## PROBLEM TO WORK ON
Retype exactly the stretch of lines that begins at the line containing "Read this page and output its text content." and ends at the last line of the data, with no other lines.

+++ ITEMS

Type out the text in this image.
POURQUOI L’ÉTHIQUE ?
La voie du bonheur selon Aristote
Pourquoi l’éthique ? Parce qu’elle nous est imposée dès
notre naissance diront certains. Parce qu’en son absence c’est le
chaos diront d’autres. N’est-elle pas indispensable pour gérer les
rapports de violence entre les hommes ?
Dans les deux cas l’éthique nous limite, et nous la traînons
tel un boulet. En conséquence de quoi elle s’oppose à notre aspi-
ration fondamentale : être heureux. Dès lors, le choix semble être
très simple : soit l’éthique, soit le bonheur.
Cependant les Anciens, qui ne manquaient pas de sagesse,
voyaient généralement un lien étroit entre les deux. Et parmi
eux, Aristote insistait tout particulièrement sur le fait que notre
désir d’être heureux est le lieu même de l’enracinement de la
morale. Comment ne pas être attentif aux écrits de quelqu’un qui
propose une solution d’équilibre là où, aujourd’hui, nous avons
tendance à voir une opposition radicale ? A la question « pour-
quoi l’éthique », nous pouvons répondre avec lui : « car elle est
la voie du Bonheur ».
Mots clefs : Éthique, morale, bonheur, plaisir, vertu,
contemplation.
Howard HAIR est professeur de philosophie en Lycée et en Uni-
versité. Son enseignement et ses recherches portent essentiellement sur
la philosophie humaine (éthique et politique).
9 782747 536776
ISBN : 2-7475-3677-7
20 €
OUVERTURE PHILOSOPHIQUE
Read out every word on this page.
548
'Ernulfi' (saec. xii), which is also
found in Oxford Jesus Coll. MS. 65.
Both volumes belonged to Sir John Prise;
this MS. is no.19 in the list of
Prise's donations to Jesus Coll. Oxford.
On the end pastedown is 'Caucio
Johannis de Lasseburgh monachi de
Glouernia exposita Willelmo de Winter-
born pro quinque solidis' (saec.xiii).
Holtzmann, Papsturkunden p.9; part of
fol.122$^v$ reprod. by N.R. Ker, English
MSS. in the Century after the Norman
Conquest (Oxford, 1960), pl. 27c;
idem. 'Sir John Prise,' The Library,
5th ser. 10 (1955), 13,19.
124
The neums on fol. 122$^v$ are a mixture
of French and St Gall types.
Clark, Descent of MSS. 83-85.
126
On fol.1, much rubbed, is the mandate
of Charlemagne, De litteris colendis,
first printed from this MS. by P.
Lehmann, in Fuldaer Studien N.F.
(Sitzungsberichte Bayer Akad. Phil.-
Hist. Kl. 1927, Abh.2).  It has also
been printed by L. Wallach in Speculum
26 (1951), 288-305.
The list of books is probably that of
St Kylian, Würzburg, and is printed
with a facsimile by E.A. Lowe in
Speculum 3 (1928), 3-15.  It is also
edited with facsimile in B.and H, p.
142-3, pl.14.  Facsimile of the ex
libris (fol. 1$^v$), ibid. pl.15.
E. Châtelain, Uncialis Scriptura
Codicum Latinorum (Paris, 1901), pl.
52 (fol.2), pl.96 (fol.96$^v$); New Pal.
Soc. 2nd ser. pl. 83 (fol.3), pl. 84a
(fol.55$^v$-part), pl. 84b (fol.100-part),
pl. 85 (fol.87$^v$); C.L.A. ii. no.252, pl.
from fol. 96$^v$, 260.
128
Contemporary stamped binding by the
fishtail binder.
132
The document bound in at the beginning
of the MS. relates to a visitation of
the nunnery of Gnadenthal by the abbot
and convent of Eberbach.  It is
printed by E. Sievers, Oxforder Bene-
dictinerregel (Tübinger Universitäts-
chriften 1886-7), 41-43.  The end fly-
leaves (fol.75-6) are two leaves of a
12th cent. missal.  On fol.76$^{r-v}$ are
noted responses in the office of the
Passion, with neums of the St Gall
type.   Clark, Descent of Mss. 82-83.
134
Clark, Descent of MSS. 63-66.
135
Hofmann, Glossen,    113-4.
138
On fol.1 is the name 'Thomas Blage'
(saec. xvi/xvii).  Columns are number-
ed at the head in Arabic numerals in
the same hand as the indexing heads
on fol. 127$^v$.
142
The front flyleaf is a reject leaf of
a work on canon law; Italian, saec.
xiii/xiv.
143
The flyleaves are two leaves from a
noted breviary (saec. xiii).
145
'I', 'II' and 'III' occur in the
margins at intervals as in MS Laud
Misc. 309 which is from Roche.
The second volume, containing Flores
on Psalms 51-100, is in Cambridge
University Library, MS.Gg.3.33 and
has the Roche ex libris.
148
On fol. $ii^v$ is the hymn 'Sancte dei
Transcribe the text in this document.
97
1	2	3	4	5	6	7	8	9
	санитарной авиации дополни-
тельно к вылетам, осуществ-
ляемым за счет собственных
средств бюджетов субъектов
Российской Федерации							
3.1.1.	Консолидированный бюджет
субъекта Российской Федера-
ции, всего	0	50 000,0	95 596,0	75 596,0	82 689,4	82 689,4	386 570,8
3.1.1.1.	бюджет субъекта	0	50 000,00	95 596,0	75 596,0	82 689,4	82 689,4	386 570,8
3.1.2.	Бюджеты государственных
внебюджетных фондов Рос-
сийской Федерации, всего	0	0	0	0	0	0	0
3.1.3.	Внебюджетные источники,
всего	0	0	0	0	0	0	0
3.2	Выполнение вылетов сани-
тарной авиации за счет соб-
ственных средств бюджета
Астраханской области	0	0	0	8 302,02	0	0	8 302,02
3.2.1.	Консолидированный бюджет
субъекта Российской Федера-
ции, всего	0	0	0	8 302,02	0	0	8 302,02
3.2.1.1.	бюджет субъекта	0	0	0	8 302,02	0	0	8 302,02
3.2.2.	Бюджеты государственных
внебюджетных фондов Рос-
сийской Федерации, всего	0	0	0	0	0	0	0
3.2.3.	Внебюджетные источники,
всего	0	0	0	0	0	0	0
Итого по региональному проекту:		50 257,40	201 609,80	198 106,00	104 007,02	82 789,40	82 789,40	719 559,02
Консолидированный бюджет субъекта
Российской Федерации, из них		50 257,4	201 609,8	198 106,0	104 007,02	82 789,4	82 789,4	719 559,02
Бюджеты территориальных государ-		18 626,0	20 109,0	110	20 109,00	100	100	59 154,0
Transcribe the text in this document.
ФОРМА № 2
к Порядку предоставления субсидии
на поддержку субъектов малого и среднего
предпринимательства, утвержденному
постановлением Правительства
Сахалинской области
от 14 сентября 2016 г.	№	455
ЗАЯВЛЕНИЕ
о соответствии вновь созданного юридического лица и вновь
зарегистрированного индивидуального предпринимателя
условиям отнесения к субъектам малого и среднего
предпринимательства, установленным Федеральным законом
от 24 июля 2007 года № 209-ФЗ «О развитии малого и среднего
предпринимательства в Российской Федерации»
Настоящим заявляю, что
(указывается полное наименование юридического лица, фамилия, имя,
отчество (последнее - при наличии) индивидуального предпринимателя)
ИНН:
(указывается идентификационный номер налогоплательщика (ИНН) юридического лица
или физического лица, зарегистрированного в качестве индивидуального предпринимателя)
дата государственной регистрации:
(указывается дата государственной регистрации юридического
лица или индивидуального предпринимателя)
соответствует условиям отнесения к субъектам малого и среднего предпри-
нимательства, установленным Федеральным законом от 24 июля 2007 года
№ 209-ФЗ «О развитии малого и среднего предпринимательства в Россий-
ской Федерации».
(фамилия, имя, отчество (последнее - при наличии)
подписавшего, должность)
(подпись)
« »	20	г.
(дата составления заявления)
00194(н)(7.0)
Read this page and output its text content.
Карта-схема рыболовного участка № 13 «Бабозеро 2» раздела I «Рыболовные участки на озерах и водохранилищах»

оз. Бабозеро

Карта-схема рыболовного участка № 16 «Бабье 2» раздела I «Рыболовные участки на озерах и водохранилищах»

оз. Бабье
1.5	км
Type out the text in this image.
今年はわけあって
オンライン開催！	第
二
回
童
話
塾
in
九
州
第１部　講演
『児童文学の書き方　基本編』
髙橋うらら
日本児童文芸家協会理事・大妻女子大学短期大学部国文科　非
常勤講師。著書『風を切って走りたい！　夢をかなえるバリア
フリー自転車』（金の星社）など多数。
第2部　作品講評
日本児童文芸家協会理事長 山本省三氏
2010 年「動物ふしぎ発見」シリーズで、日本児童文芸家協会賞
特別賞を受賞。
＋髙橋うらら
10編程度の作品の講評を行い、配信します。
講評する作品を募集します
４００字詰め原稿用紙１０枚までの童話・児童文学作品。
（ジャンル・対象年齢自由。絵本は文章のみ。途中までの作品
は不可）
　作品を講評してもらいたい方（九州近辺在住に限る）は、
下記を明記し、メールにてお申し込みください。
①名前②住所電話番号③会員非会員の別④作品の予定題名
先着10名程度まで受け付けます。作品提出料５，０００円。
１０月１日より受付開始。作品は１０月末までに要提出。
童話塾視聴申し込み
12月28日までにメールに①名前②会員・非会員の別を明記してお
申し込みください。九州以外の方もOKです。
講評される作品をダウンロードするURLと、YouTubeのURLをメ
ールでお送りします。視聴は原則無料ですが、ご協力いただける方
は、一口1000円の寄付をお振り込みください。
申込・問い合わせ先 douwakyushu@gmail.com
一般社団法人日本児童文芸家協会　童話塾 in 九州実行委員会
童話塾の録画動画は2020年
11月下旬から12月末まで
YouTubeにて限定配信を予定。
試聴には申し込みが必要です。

++++++

## THE ANSWER
Read this page and output its text content.
Карта-схема рыболовного участка № 13 «Бабозеро 2» раздела I «Рыболовные участки на озерах и водохранилищах»

оз. Бабозеро

Карта-схема рыболовного участка № 16 «Бабье 2» раздела I «Рыболовные участки на озерах и водохранилищах»

оз. Бабье
1.5	км
Type out the text in this image.
今年はわけあって
オンライン開催！	第
二
回
童
話
塾
in
九
州
第１部　講演
『児童文学の書き方　基本編』
髙橋うらら
日本児童文芸家協会理事・大妻女子大学短期大学部国文科　非
常勤講師。著書『風を切って走りたい！　夢をかなえるバリア
フリー自転車』（金の星社）など多数。
第2部　作品講評
日本児童文芸家協会理事長 山本省三氏
2010 年「動物ふしぎ発見」シリーズで、日本児童文芸家協会賞
特別賞を受賞。
＋髙橋うらら
10編程度の作品の講評を行い、配信します。
講評する作品を募集します
４００字詰め原稿用紙１０枚までの童話・児童文学作品。
（ジャンル・対象年齢自由。絵本は文章のみ。途中までの作品
は不可）
　作品を講評してもらいたい方（九州近辺在住に限る）は、
下記を明記し、メールにてお申し込みください。
①名前②住所電話番号③会員非会員の別④作品の予定題名
先着10名程度まで受け付けます。作品提出料５，０００円。
１０月１日より受付開始。作品は１０月末までに要提出。
童話塾視聴申し込み
12月28日までにメールに①名前②会員・非会員の別を明記してお
申し込みください。九州以外の方もOKです。
講評される作品をダウンロードするURLと、YouTubeのURLをメ
ールでお送りします。視聴は原則無料ですが、ご協力いただける方
は、一口1000円の寄付をお振り込みください。
申込・問い合わせ先 douwakyushu@gmail.com
一般社団法人日本児童文芸家協会　童話塾 in 九州実行委員会
童話塾の録画動画は2020年
11月下旬から12月末まで
YouTubeにて限定配信を予定。
試聴には申し込みが必要です。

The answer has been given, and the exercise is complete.